[SHORT EXERCISE]
Copy out the listing exactly.

======== RECORD LIST ========

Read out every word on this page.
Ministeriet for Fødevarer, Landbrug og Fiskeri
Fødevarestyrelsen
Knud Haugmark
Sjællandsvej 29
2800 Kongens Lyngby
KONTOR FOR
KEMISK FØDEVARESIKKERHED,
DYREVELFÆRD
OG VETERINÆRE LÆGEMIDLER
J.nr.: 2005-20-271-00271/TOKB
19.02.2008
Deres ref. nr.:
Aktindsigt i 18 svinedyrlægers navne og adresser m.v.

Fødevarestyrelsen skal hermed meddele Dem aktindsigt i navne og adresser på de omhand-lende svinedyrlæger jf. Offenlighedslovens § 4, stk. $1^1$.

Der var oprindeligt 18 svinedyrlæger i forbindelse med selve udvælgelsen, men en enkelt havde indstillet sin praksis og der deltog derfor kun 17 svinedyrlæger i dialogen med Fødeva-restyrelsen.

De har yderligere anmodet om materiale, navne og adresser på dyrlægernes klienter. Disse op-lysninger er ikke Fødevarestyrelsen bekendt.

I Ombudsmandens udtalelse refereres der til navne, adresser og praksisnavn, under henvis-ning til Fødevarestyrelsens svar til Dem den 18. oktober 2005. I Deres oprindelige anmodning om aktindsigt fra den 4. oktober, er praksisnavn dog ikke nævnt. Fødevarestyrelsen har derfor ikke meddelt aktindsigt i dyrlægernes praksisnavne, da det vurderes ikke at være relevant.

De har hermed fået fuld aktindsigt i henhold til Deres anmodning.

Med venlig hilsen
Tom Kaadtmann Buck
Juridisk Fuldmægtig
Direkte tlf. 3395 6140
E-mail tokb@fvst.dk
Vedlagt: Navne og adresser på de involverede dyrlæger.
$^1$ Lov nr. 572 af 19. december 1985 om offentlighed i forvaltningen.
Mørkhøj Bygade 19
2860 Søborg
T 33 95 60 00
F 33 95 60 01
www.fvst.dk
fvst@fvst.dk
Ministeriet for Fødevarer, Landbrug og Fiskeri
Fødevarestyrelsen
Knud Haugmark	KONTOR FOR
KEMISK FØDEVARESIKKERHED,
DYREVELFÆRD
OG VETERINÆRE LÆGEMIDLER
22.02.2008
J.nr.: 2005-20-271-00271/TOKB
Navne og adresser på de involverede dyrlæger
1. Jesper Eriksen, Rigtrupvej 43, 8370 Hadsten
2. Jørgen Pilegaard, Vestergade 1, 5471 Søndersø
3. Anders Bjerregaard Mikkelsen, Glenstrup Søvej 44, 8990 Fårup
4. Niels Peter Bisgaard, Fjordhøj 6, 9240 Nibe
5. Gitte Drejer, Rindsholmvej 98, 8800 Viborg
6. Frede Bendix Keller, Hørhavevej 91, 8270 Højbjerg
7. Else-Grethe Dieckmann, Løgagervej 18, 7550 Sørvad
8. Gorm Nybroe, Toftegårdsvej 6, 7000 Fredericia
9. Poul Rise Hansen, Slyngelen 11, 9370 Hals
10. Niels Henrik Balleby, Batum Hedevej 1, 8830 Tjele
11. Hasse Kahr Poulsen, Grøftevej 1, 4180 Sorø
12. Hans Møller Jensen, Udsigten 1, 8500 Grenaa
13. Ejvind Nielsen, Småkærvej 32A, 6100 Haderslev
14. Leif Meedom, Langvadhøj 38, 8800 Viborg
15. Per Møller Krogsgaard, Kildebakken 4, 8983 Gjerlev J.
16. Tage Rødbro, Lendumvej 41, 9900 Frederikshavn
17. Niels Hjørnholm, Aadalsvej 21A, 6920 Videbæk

========

[COMPLETED EXERCISE]
Read out every word on this page.
Ministeriet for Fødevarer, Landbrug og Fiskeri
Fødevarestyrelsen
Knud Haugmark
Sjællandsvej 29
2800 Kongens Lyngby
KONTOR FOR
KEMISK FØDEVARESIKKERHED,
DYREVELFÆRD
OG VETERINÆRE LÆGEMIDLER
J.nr.: 2005-20-271-00271/TOKB
19.02.2008
Deres ref. nr.:
Aktindsigt i 18 svinedyrlægers navne og adresser m.v.

Fødevarestyrelsen skal hermed meddele Dem aktindsigt i navne og adresser på de omhand-lende svinedyrlæger jf. Offenlighedslovens § 4, stk. $1^1$.

Der var oprindeligt 18 svinedyrlæger i forbindelse med selve udvælgelsen, men en enkelt havde indstillet sin praksis og der deltog derfor kun 17 svinedyrlæger i dialogen med Fødeva-restyrelsen.

De har yderligere anmodet om materiale, navne og adresser på dyrlægernes klienter. Disse op-lysninger er ikke Fødevarestyrelsen bekendt.

I Ombudsmandens udtalelse refereres der til navne, adresser og praksisnavn, under henvis-ning til Fødevarestyrelsens svar til Dem den 18. oktober 2005. I Deres oprindelige anmodning om aktindsigt fra den 4. oktober, er praksisnavn dog ikke nævnt. Fødevarestyrelsen har derfor ikke meddelt aktindsigt i dyrlægernes praksisnavne, da det vurderes ikke at være relevant.

De har hermed fået fuld aktindsigt i henhold til Deres anmodning.

Med venlig hilsen
Tom Kaadtmann Buck
Juridisk Fuldmægtig
Direkte tlf. 3395 6140
E-mail tokb@fvst.dk
Vedlagt: Navne og adresser på de involverede dyrlæger.
$^1$ Lov nr. 572 af 19. december 1985 om offentlighed i forvaltningen.
Mørkhøj Bygade 19
2860 Søborg
T 33 95 60 00
F 33 95 60 01
www.fvst.dk
fvst@fvst.dk
Ministeriet for Fødevarer, Landbrug og Fiskeri
Fødevarestyrelsen
Knud Haugmark	KONTOR FOR
KEMISK FØDEVARESIKKERHED,
DYREVELFÆRD
OG VETERINÆRE LÆGEMIDLER
22.02.2008
J.nr.: 2005-20-271-00271/TOKB
Navne og adresser på de involverede dyrlæger
1. Jesper Eriksen, Rigtrupvej 43, 8370 Hadsten
2. Jørgen Pilegaard, Vestergade 1, 5471 Søndersø
3. Anders Bjerregaard Mikkelsen, Glenstrup Søvej 44, 8990 Fårup
4. Niels Peter Bisgaard, Fjordhøj 6, 9240 Nibe
5. Gitte Drejer, Rindsholmvej 98, 8800 Viborg
6. Frede Bendix Keller, Hørhavevej 91, 8270 Højbjerg
7. Else-Grethe Dieckmann, Løgagervej 18, 7550 Sørvad
8. Gorm Nybroe, Toftegårdsvej 6, 7000 Fredericia
9. Poul Rise Hansen, Slyngelen 11, 9370 Hals
10. Niels Henrik Balleby, Batum Hedevej 1, 8830 Tjele
11. Hasse Kahr Poulsen, Grøftevej 1, 4180 Sorø
12. Hans Møller Jensen, Udsigten 1, 8500 Grenaa
13. Ejvind Nielsen, Småkærvej 32A, 6100 Haderslev
14. Leif Meedom, Langvadhøj 38, 8800 Viborg
15. Per Møller Krogsgaard, Kildebakken 4, 8983 Gjerlev J.
16. Tage Rødbro, Lendumvej 41, 9900 Frederikshavn
17. Niels Hjørnholm, Aadalsvej 21A, 6920 Videbæk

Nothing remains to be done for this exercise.